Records

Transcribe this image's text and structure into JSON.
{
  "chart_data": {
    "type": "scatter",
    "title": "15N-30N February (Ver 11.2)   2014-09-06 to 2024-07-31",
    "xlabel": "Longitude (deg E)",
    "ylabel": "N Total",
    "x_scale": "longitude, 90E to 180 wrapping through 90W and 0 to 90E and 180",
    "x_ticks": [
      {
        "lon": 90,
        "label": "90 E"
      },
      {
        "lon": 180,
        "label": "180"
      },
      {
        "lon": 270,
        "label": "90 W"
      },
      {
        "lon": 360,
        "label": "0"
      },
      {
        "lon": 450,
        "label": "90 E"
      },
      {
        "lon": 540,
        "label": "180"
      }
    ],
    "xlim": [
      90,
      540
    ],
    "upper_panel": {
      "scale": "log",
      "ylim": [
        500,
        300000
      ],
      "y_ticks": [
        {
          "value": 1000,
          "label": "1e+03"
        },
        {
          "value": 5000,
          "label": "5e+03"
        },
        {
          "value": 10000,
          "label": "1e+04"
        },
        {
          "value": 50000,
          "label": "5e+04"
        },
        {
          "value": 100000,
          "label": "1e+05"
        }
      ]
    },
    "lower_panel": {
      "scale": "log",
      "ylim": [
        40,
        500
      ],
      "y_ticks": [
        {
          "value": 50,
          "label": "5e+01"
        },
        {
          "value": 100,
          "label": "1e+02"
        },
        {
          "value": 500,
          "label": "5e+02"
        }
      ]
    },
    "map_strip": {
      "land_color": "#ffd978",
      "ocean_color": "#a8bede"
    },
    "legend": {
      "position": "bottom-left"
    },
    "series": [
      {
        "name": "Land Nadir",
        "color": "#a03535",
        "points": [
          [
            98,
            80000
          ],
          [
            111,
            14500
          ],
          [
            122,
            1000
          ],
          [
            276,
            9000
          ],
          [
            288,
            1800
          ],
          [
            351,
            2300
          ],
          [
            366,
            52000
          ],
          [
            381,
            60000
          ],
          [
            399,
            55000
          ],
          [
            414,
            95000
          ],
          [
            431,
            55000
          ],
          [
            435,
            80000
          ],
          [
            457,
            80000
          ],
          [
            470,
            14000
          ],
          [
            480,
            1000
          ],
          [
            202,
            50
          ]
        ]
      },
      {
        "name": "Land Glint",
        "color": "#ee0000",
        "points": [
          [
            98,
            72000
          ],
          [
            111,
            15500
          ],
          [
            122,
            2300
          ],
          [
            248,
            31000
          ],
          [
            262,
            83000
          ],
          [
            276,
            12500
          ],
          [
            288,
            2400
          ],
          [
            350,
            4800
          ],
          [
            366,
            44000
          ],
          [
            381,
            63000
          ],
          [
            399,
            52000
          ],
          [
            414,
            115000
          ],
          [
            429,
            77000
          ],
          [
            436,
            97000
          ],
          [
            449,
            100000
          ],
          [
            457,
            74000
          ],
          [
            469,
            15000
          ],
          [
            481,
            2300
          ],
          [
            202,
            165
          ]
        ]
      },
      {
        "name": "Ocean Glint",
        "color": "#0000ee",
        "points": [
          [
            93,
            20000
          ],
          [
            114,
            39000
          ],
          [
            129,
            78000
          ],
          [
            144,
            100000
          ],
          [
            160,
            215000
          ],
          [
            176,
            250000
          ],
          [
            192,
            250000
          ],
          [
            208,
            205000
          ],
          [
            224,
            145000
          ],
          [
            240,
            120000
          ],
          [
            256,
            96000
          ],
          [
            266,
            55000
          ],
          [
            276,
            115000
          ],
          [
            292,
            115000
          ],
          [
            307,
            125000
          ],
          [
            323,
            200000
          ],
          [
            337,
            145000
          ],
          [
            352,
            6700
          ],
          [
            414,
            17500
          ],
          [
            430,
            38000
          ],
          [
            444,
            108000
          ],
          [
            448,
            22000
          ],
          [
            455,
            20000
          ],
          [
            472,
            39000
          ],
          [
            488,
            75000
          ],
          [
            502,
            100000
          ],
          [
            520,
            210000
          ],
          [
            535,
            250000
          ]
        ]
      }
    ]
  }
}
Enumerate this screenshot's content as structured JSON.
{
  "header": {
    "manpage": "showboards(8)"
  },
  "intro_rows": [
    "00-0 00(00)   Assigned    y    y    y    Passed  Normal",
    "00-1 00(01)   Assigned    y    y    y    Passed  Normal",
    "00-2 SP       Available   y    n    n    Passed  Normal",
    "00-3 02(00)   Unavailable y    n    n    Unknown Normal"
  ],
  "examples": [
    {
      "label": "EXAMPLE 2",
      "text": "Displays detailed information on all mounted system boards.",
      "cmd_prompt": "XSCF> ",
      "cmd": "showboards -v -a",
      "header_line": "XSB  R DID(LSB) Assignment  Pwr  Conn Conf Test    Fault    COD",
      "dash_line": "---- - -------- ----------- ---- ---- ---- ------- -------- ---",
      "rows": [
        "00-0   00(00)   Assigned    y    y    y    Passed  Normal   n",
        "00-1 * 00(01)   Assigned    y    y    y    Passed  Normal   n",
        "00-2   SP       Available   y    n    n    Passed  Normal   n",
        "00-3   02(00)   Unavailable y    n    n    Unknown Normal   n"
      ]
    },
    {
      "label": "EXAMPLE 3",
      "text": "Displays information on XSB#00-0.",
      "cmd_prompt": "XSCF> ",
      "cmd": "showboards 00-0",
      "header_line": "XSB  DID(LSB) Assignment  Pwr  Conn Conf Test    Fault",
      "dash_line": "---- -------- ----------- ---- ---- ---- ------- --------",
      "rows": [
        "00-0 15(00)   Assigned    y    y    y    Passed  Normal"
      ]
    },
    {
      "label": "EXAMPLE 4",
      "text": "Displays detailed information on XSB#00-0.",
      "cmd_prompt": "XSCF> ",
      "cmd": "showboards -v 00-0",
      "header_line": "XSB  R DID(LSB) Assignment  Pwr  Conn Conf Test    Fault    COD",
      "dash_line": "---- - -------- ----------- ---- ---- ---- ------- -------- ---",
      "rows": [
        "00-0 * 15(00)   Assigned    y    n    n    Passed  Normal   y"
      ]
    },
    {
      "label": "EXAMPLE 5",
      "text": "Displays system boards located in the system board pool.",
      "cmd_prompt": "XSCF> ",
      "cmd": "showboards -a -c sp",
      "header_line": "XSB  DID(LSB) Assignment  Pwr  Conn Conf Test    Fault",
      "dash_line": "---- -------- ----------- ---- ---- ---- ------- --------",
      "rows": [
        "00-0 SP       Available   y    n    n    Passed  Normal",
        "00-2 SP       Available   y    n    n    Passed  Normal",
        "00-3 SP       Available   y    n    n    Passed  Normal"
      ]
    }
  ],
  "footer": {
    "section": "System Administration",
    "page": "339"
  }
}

Task statement: Read the entries above, then pull out the lines that include "Unknown".

Written response:
    "00-3 02(00)   Unavailable y    n    n    Unknown Normal"
        "00-3   02(00)   Unavailable y    n    n    Unknown Normal   n"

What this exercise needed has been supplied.